◆ EXERCISE TASK ◆
Your task is to extract every line from the material below exactly.

BEGIN EXTRACTED DATA

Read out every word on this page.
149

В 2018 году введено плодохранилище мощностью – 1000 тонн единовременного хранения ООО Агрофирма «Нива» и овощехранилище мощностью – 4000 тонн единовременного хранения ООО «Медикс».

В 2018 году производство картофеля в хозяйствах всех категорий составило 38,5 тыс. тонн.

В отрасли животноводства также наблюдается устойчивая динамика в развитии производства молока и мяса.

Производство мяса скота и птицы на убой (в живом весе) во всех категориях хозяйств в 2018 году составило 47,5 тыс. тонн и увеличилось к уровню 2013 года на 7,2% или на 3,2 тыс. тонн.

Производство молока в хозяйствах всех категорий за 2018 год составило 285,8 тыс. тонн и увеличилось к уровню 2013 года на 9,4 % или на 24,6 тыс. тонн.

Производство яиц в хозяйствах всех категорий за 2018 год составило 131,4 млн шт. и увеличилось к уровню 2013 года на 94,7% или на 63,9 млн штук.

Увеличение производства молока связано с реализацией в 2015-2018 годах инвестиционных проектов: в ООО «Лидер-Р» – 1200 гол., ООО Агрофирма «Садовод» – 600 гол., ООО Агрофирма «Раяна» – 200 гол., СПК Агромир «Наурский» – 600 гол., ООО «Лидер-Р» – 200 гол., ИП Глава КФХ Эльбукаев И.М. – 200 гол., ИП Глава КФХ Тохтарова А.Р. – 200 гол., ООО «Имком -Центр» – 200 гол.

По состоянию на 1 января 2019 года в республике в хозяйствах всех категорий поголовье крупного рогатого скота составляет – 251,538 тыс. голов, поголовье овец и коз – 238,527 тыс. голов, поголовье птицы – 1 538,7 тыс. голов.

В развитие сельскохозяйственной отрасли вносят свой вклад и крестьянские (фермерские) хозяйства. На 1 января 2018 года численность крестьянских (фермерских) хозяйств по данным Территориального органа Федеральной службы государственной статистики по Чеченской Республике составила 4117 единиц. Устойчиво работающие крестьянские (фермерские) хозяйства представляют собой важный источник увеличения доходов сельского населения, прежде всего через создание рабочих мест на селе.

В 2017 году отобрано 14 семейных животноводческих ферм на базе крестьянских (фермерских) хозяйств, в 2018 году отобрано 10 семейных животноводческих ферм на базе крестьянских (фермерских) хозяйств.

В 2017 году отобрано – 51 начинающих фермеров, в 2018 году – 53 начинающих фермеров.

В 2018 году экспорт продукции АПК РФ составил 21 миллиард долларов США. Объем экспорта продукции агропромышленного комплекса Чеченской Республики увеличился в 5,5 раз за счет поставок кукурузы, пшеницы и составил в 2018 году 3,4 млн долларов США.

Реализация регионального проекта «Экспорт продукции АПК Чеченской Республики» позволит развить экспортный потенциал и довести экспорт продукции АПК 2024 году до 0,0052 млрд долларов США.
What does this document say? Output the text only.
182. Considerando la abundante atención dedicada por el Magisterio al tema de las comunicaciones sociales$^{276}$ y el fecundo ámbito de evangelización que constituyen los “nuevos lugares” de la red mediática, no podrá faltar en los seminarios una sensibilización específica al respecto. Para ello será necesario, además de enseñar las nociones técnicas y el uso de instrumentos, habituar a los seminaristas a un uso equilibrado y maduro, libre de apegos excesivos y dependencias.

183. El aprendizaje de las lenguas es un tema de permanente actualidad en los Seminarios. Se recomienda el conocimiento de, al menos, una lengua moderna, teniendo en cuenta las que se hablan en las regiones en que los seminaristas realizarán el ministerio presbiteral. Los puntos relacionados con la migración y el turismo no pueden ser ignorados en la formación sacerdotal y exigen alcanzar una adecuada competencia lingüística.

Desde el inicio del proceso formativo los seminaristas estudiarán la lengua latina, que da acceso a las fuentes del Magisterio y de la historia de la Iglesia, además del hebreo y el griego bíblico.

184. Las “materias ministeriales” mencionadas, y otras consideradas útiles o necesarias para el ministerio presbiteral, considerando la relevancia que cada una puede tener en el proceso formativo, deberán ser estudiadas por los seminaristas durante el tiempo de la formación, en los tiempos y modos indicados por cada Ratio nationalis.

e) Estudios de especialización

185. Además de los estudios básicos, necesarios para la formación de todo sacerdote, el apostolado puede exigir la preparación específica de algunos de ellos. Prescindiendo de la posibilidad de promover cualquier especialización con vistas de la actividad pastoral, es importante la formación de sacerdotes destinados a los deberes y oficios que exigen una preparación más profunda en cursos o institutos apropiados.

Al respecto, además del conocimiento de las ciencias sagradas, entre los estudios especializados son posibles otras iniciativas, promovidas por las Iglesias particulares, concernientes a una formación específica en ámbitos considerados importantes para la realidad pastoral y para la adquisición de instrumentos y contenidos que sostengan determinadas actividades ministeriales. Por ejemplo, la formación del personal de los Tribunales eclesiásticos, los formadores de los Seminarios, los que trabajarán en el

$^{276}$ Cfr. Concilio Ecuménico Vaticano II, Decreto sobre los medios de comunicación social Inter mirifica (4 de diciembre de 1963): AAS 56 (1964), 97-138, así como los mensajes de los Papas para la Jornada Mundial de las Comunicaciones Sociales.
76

END EXTRACTED DATA

◆ COMPLETED EXERCISE ◆
Read out every word on this page.
149

В 2018 году введено плодохранилище мощностью – 1000 тонн единовременного хранения ООО Агрофирма «Нива» и овощехранилище мощностью – 4000 тонн единовременного хранения ООО «Медикс».

В 2018 году производство картофеля в хозяйствах всех категорий составило 38,5 тыс. тонн.

В отрасли животноводства также наблюдается устойчивая динамика в развитии производства молока и мяса.

Производство мяса скота и птицы на убой (в живом весе) во всех категориях хозяйств в 2018 году составило 47,5 тыс. тонн и увеличилось к уровню 2013 года на 7,2% или на 3,2 тыс. тонн.

Производство молока в хозяйствах всех категорий за 2018 год составило 285,8 тыс. тонн и увеличилось к уровню 2013 года на 9,4 % или на 24,6 тыс. тонн.

Производство яиц в хозяйствах всех категорий за 2018 год составило 131,4 млн шт. и увеличилось к уровню 2013 года на 94,7% или на 63,9 млн штук.

Увеличение производства молока связано с реализацией в 2015-2018 годах инвестиционных проектов: в ООО «Лидер-Р» – 1200 гол., ООО Агрофирма «Садовод» – 600 гол., ООО Агрофирма «Раяна» – 200 гол., СПК Агромир «Наурский» – 600 гол., ООО «Лидер-Р» – 200 гол., ИП Глава КФХ Эльбукаев И.М. – 200 гол., ИП Глава КФХ Тохтарова А.Р. – 200 гол., ООО «Имком -Центр» – 200 гол.

По состоянию на 1 января 2019 года в республике в хозяйствах всех категорий поголовье крупного рогатого скота составляет – 251,538 тыс. голов, поголовье овец и коз – 238,527 тыс. голов, поголовье птицы – 1 538,7 тыс. голов.

В развитие сельскохозяйственной отрасли вносят свой вклад и крестьянские (фермерские) хозяйства. На 1 января 2018 года численность крестьянских (фермерских) хозяйств по данным Территориального органа Федеральной службы государственной статистики по Чеченской Республике составила 4117 единиц. Устойчиво работающие крестьянские (фермерские) хозяйства представляют собой важный источник увеличения доходов сельского населения, прежде всего через создание рабочих мест на селе.

В 2017 году отобрано 14 семейных животноводческих ферм на базе крестьянских (фермерских) хозяйств, в 2018 году отобрано 10 семейных животноводческих ферм на базе крестьянских (фермерских) хозяйств.

В 2017 году отобрано – 51 начинающих фермеров, в 2018 году – 53 начинающих фермеров.

В 2018 году экспорт продукции АПК РФ составил 21 миллиард долларов США. Объем экспорта продукции агропромышленного комплекса Чеченской Республики увеличился в 5,5 раз за счет поставок кукурузы, пшеницы и составил в 2018 году 3,4 млн долларов США.

Реализация регионального проекта «Экспорт продукции АПК Чеченской Республики» позволит развить экспортный потенциал и довести экспорт продукции АПК 2024 году до 0,0052 млрд долларов США.
What does this document say? Output the text only.
182. Considerando la abundante atención dedicada por el Magisterio al tema de las comunicaciones sociales$^{276}$ y el fecundo ámbito de evangelización que constituyen los “nuevos lugares” de la red mediática, no podrá faltar en los seminarios una sensibilización específica al respecto. Para ello será necesario, además de enseñar las nociones técnicas y el uso de instrumentos, habituar a los seminaristas a un uso equilibrado y maduro, libre de apegos excesivos y dependencias.

183. El aprendizaje de las lenguas es un tema de permanente actualidad en los Seminarios. Se recomienda el conocimiento de, al menos, una lengua moderna, teniendo en cuenta las que se hablan en las regiones en que los seminaristas realizarán el ministerio presbiteral. Los puntos relacionados con la migración y el turismo no pueden ser ignorados en la formación sacerdotal y exigen alcanzar una adecuada competencia lingüística.

Desde el inicio del proceso formativo los seminaristas estudiarán la lengua latina, que da acceso a las fuentes del Magisterio y de la historia de la Iglesia, además del hebreo y el griego bíblico.

184. Las “materias ministeriales” mencionadas, y otras consideradas útiles o necesarias para el ministerio presbiteral, considerando la relevancia que cada una puede tener en el proceso formativo, deberán ser estudiadas por los seminaristas durante el tiempo de la formación, en los tiempos y modos indicados por cada Ratio nationalis.

e) Estudios de especialización

185. Además de los estudios básicos, necesarios para la formación de todo sacerdote, el apostolado puede exigir la preparación específica de algunos de ellos. Prescindiendo de la posibilidad de promover cualquier especialización con vistas de la actividad pastoral, es importante la formación de sacerdotes destinados a los deberes y oficios que exigen una preparación más profunda en cursos o institutos apropiados.

Al respecto, además del conocimiento de las ciencias sagradas, entre los estudios especializados son posibles otras iniciativas, promovidas por las Iglesias particulares, concernientes a una formación específica en ámbitos considerados importantes para la realidad pastoral y para la adquisición de instrumentos y contenidos que sostengan determinadas actividades ministeriales. Por ejemplo, la formación del personal de los Tribunales eclesiásticos, los formadores de los Seminarios, los que trabajarán en el

$^{276}$ Cfr. Concilio Ecuménico Vaticano II, Decreto sobre los medios de comunicación social Inter mirifica (4 de diciembre de 1963): AAS 56 (1964), 97-138, así como los mensajes de los Papas para la Jornada Mundial de las Comunicaciones Sociales.
76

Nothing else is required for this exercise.